> [WHAT YOU SHOULD DO] Pictures do not belong in the copy. Return all of the entries exactly.

━━ DATASET CONTENT

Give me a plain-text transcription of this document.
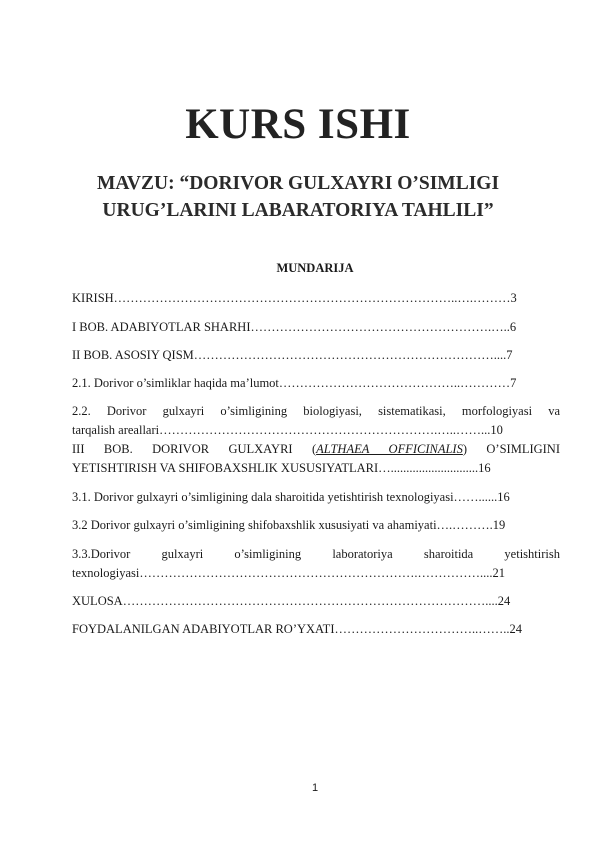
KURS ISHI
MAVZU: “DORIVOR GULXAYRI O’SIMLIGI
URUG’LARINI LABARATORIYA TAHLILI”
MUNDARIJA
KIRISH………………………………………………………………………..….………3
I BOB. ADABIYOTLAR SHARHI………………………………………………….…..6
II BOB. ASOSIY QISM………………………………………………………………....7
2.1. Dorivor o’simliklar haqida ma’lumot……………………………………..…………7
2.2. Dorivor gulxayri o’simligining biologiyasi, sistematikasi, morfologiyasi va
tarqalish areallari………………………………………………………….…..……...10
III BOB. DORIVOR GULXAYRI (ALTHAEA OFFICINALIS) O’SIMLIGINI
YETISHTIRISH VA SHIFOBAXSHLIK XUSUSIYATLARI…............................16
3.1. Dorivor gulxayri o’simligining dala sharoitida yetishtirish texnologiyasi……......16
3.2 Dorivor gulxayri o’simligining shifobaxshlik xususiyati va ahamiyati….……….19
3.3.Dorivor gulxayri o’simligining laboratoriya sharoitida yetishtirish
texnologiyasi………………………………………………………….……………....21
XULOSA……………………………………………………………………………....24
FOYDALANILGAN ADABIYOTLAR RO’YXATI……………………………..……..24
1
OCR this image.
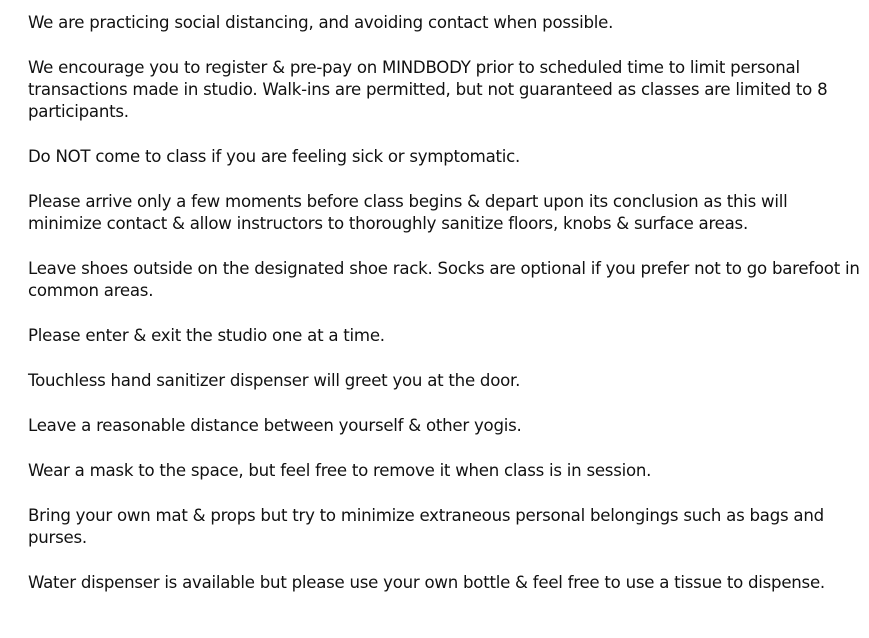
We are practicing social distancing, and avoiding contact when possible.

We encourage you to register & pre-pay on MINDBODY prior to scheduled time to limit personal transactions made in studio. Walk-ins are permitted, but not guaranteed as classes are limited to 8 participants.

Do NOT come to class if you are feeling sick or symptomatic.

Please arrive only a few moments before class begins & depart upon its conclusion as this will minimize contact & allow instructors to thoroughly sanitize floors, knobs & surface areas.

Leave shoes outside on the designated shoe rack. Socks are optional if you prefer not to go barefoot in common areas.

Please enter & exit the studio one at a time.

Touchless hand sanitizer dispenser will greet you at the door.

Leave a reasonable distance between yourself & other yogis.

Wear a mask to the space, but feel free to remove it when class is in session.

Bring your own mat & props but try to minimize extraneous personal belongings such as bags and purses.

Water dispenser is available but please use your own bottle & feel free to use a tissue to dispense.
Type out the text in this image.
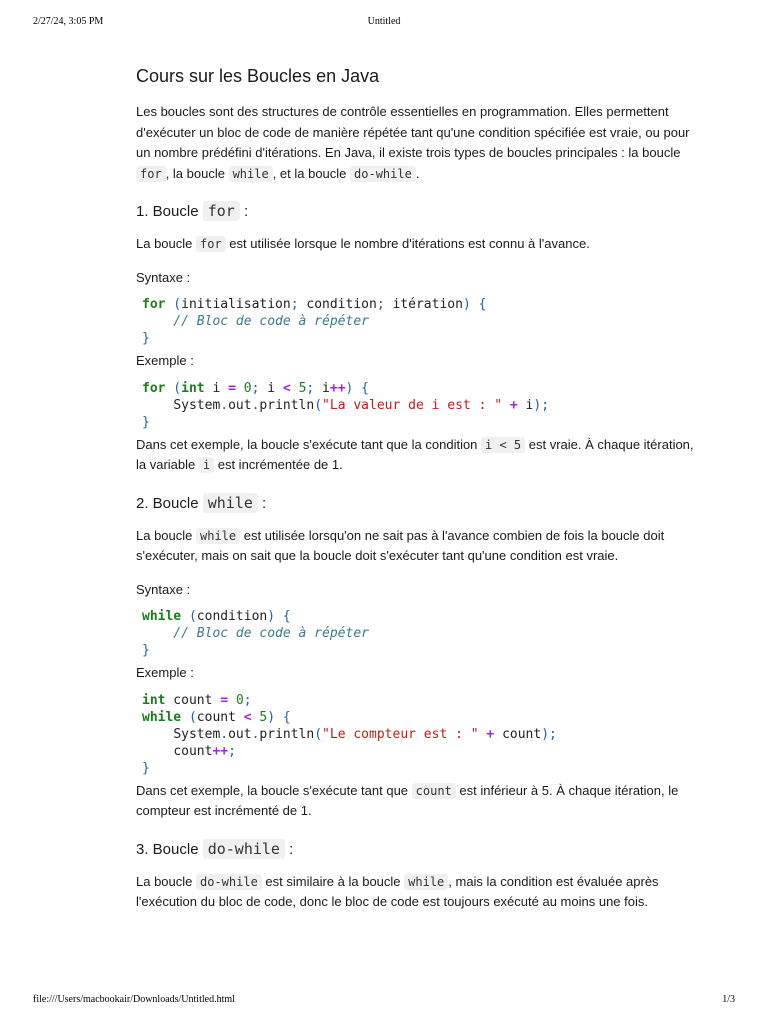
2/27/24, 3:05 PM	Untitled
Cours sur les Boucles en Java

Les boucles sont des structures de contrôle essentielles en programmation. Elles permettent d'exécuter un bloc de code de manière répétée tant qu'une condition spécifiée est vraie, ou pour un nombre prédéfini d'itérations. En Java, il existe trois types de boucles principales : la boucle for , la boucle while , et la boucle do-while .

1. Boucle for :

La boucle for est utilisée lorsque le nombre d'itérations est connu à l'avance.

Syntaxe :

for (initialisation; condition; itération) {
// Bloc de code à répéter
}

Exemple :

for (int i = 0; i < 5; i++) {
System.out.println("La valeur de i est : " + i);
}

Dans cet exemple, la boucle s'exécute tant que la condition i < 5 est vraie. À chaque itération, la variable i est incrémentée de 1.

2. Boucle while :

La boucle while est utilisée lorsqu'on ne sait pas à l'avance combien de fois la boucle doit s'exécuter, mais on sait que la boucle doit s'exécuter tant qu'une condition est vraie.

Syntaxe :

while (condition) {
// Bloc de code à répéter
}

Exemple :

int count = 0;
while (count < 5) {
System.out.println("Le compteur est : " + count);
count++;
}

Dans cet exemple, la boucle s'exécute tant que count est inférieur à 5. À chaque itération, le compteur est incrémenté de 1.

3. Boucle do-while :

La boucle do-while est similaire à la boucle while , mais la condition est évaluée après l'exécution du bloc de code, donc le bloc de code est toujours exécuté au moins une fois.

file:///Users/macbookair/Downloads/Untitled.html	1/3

━━━━

> [THE REPLY]
Give me a plain-text transcription of this document.
KURS ISHI
MAVZU: “DORIVOR GULXAYRI O’SIMLIGI
URUG’LARINI LABARATORIYA TAHLILI”
MUNDARIJA
KIRISH………………………………………………………………………..….………3
I BOB. ADABIYOTLAR SHARHI………………………………………………….…..6
II BOB. ASOSIY QISM………………………………………………………………....7
2.1. Dorivor o’simliklar haqida ma’lumot……………………………………..…………7
2.2. Dorivor gulxayri o’simligining biologiyasi, sistematikasi, morfologiyasi va
tarqalish areallari………………………………………………………….…..……...10
III BOB. DORIVOR GULXAYRI (ALTHAEA OFFICINALIS) O’SIMLIGINI
YETISHTIRISH VA SHIFOBAXSHLIK XUSUSIYATLARI…............................16
3.1. Dorivor gulxayri o’simligining dala sharoitida yetishtirish texnologiyasi……......16
3.2 Dorivor gulxayri o’simligining shifobaxshlik xususiyati va ahamiyati….……….19
3.3.Dorivor gulxayri o’simligining laboratoriya sharoitida yetishtirish
texnologiyasi………………………………………………………….……………....21
XULOSA……………………………………………………………………………....24
FOYDALANILGAN ADABIYOTLAR RO’YXATI……………………………..……..24
1
OCR this image.
We are practicing social distancing, and avoiding contact when possible.

We encourage you to register & pre-pay on MINDBODY prior to scheduled time to limit personal transactions made in studio. Walk-ins are permitted, but not guaranteed as classes are limited to 8 participants.

Do NOT come to class if you are feeling sick or symptomatic.

Please arrive only a few moments before class begins & depart upon its conclusion as this will minimize contact & allow instructors to thoroughly sanitize floors, knobs & surface areas.

Leave shoes outside on the designated shoe rack. Socks are optional if you prefer not to go barefoot in common areas.

Please enter & exit the studio one at a time.

Touchless hand sanitizer dispenser will greet you at the door.

Leave a reasonable distance between yourself & other yogis.

Wear a mask to the space, but feel free to remove it when class is in session.

Bring your own mat & props but try to minimize extraneous personal belongings such as bags and purses.

Water dispenser is available but please use your own bottle & feel free to use a tissue to dispense.
Type out the text in this image.
2/27/24, 3:05 PM	Untitled
Cours sur les Boucles en Java

Les boucles sont des structures de contrôle essentielles en programmation. Elles permettent d'exécuter un bloc de code de manière répétée tant qu'une condition spécifiée est vraie, ou pour un nombre prédéfini d'itérations. En Java, il existe trois types de boucles principales : la boucle for , la boucle while , et la boucle do-while .

1. Boucle for :

La boucle for est utilisée lorsque le nombre d'itérations est connu à l'avance.

Syntaxe :

for (initialisation; condition; itération) {
// Bloc de code à répéter
}

Exemple :

for (int i = 0; i < 5; i++) {
System.out.println("La valeur de i est : " + i);
}

Dans cet exemple, la boucle s'exécute tant que la condition i < 5 est vraie. À chaque itération, la variable i est incrémentée de 1.

2. Boucle while :

La boucle while est utilisée lorsqu'on ne sait pas à l'avance combien de fois la boucle doit s'exécuter, mais on sait que la boucle doit s'exécuter tant qu'une condition est vraie.

Syntaxe :

while (condition) {
// Bloc de code à répéter
}

Exemple :

int count = 0;
while (count < 5) {
System.out.println("Le compteur est : " + count);
count++;
}

Dans cet exemple, la boucle s'exécute tant que count est inférieur à 5. À chaque itération, le compteur est incrémenté de 1.

3. Boucle do-while :

La boucle do-while est similaire à la boucle while , mais la condition est évaluée après l'exécution du bloc de code, donc le bloc de code est toujours exécuté au moins une fois.

file:///Users/macbookair/Downloads/Untitled.html	1/3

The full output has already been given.